→ **WHAT IS BEING ASKED**
Word for word, give the material below again, minus any images.

→ **TASK INPUTS**
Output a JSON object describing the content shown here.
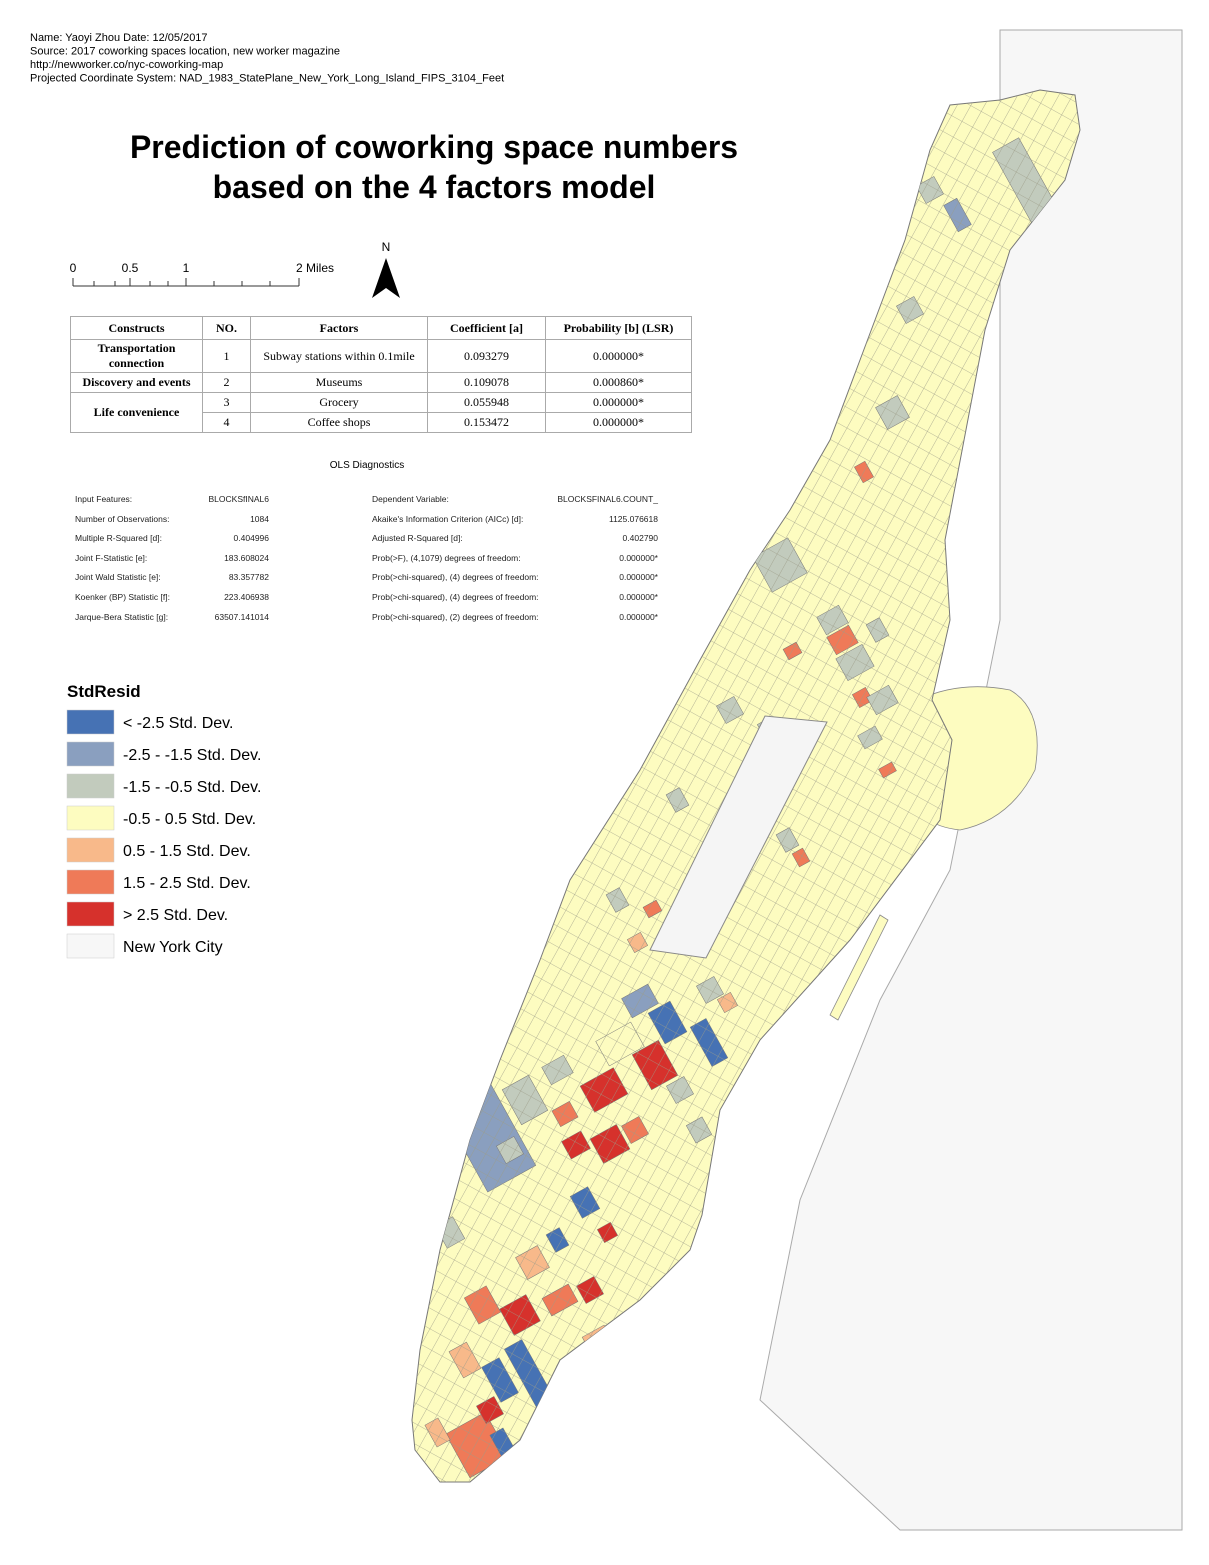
{
  "header": {
    "lines": [
      "Name: Yaoyi Zhou  Date: 12/05/2017",
      "Source: 2017 coworking spaces location, new worker magazine",
      "http://newworker.co/nyc-coworking-map",
      "Projected Coordinate System:   NAD_1983_StatePlane_New_York_Long_Island_FIPS_3104_Feet"
    ]
  },
  "title": [
    "Prediction of coworking space numbers",
    "based on the 4 factors model"
  ],
  "scale": {
    "labels": [
      "0",
      "0.5",
      "1",
      "2 Miles"
    ],
    "north": "N"
  },
  "table": {
    "headers": [
      "Constructs",
      "NO.",
      "Factors",
      "Coefficient [a]",
      "Probability [b] (LSR)"
    ],
    "groups": [
      {
        "name": "Transportation connection",
        "rows": [
          [
            "1",
            "Subway stations within 0.1mile",
            "0.093279",
            "0.000000*"
          ]
        ]
      },
      {
        "name": "Discovery and events",
        "rows": [
          [
            "2",
            "Museums",
            "0.109078",
            "0.000860*"
          ]
        ]
      },
      {
        "name": "Life convenience",
        "rows": [
          [
            "3",
            "Grocery",
            "0.055948",
            "0.000000*"
          ],
          [
            "4",
            "Coffee shops",
            "0.153472",
            "0.000000*"
          ]
        ]
      }
    ]
  },
  "ols": {
    "title": "OLS Diagnostics",
    "left": [
      [
        "Input Features:",
        "BLOCKSfINAL6"
      ],
      [
        "Number of Observations:",
        "1084"
      ],
      [
        "Multiple R-Squared [d]:",
        "0.404996"
      ],
      [
        "Joint F-Statistic [e]:",
        "183.608024"
      ],
      [
        "Joint Wald Statistic [e]:",
        "83.357782"
      ],
      [
        "Koenker (BP) Statistic [f]:",
        "223.406938"
      ],
      [
        "Jarque-Bera Statistic [g]:",
        "63507.141014"
      ]
    ],
    "right": [
      [
        "Dependent Variable:",
        "BLOCKSFINAL6.COUNT_"
      ],
      [
        "Akaike's Information Criterion (AICc) [d]:",
        "1125.076618"
      ],
      [
        "Adjusted R-Squared [d]:",
        "0.402790"
      ],
      [
        "Prob(>F), (4,1079) degrees of freedom:",
        "0.000000*"
      ],
      [
        "Prob(>chi-squared), (4) degrees of freedom:",
        "0.000000*"
      ],
      [
        "Prob(>chi-squared), (4) degrees of freedom:",
        "0.000000*"
      ],
      [
        "Prob(>chi-squared), (2) degrees of freedom:",
        "0.000000*"
      ]
    ]
  },
  "legend": {
    "title": "StdResid",
    "items": [
      {
        "label": "< -2.5 Std. Dev.",
        "color": "#4672b4"
      },
      {
        "label": "-2.5 - -1.5 Std. Dev.",
        "color": "#8a9fbf"
      },
      {
        "label": "-1.5 - -0.5 Std. Dev.",
        "color": "#c2cbbd"
      },
      {
        "label": "-0.5 - 0.5 Std. Dev.",
        "color": "#fdfcc0"
      },
      {
        "label": "0.5 - 1.5 Std. Dev.",
        "color": "#f8b98a"
      },
      {
        "label": "1.5 - 2.5 Std. Dev.",
        "color": "#ef7a58"
      },
      {
        "label": "> 2.5 Std. Dev.",
        "color": "#d6312c"
      },
      {
        "label": "New York City",
        "color": "#f7f7f7"
      }
    ]
  }
}
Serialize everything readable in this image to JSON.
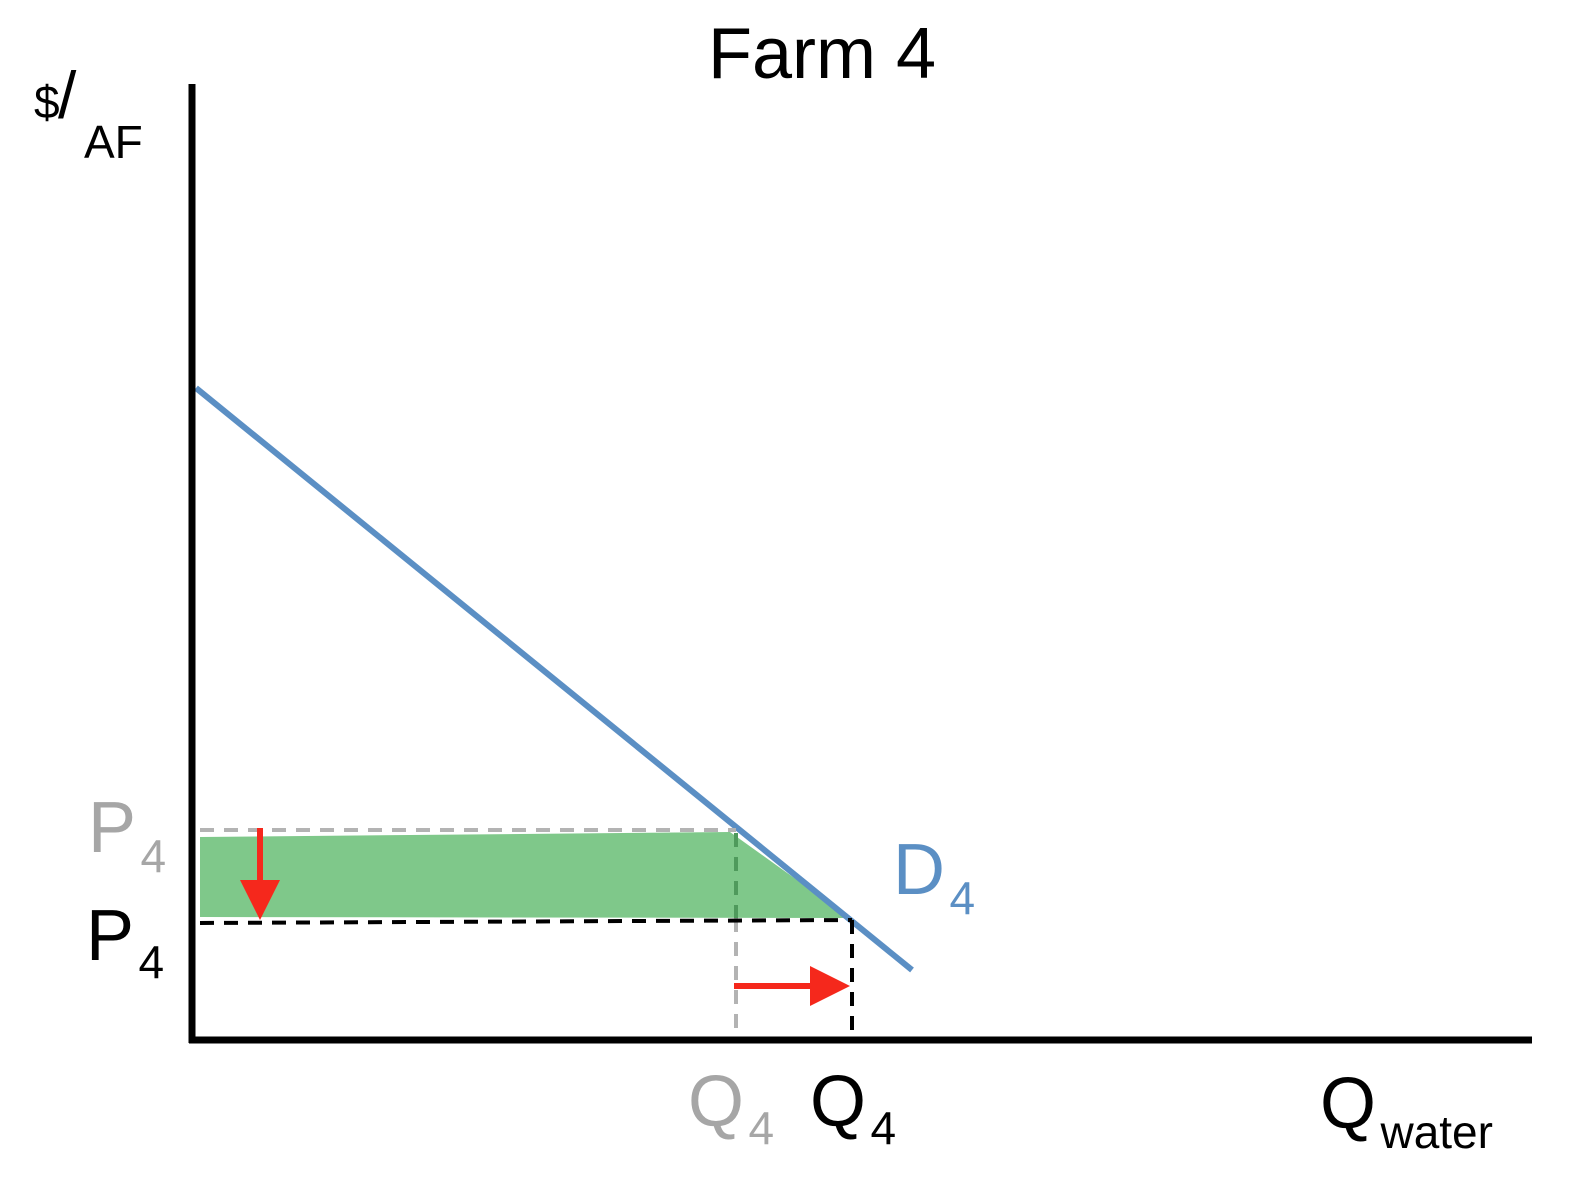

→ **THE ANSWER**
Output a JSON object describing the content shown here.
{
  "header": {
    "lines": [
      "Name: Yaoyi Zhou  Date: 12/05/2017",
      "Source: 2017 coworking spaces location, new worker magazine",
      "http://newworker.co/nyc-coworking-map",
      "Projected Coordinate System:   NAD_1983_StatePlane_New_York_Long_Island_FIPS_3104_Feet"
    ]
  },
  "title": [
    "Prediction of coworking space numbers",
    "based on the 4 factors model"
  ],
  "scale": {
    "labels": [
      "0",
      "0.5",
      "1",
      "2 Miles"
    ],
    "north": "N"
  },
  "table": {
    "headers": [
      "Constructs",
      "NO.",
      "Factors",
      "Coefficient [a]",
      "Probability [b] (LSR)"
    ],
    "groups": [
      {
        "name": "Transportation connection",
        "rows": [
          [
            "1",
            "Subway stations within 0.1mile",
            "0.093279",
            "0.000000*"
          ]
        ]
      },
      {
        "name": "Discovery and events",
        "rows": [
          [
            "2",
            "Museums",
            "0.109078",
            "0.000860*"
          ]
        ]
      },
      {
        "name": "Life convenience",
        "rows": [
          [
            "3",
            "Grocery",
            "0.055948",
            "0.000000*"
          ],
          [
            "4",
            "Coffee shops",
            "0.153472",
            "0.000000*"
          ]
        ]
      }
    ]
  },
  "ols": {
    "title": "OLS Diagnostics",
    "left": [
      [
        "Input Features:",
        "BLOCKSfINAL6"
      ],
      [
        "Number of Observations:",
        "1084"
      ],
      [
        "Multiple R-Squared [d]:",
        "0.404996"
      ],
      [
        "Joint F-Statistic [e]:",
        "183.608024"
      ],
      [
        "Joint Wald Statistic [e]:",
        "83.357782"
      ],
      [
        "Koenker (BP) Statistic [f]:",
        "223.406938"
      ],
      [
        "Jarque-Bera Statistic [g]:",
        "63507.141014"
      ]
    ],
    "right": [
      [
        "Dependent Variable:",
        "BLOCKSFINAL6.COUNT_"
      ],
      [
        "Akaike's Information Criterion (AICc) [d]:",
        "1125.076618"
      ],
      [
        "Adjusted R-Squared [d]:",
        "0.402790"
      ],
      [
        "Prob(>F), (4,1079) degrees of freedom:",
        "0.000000*"
      ],
      [
        "Prob(>chi-squared), (4) degrees of freedom:",
        "0.000000*"
      ],
      [
        "Prob(>chi-squared), (4) degrees of freedom:",
        "0.000000*"
      ],
      [
        "Prob(>chi-squared), (2) degrees of freedom:",
        "0.000000*"
      ]
    ]
  },
  "legend": {
    "title": "StdResid",
    "items": [
      {
        "label": "< -2.5 Std. Dev.",
        "color": "#4672b4"
      },
      {
        "label": "-2.5 - -1.5 Std. Dev.",
        "color": "#8a9fbf"
      },
      {
        "label": "-1.5 - -0.5 Std. Dev.",
        "color": "#c2cbbd"
      },
      {
        "label": "-0.5 - 0.5 Std. Dev.",
        "color": "#fdfcc0"
      },
      {
        "label": "0.5 - 1.5 Std. Dev.",
        "color": "#f8b98a"
      },
      {
        "label": "1.5 - 2.5 Std. Dev.",
        "color": "#ef7a58"
      },
      {
        "label": "> 2.5 Std. Dev.",
        "color": "#d6312c"
      },
      {
        "label": "New York City",
        "color": "#f7f7f7"
      }
    ]
  }
}
Serialize everything readable in this image to JSON.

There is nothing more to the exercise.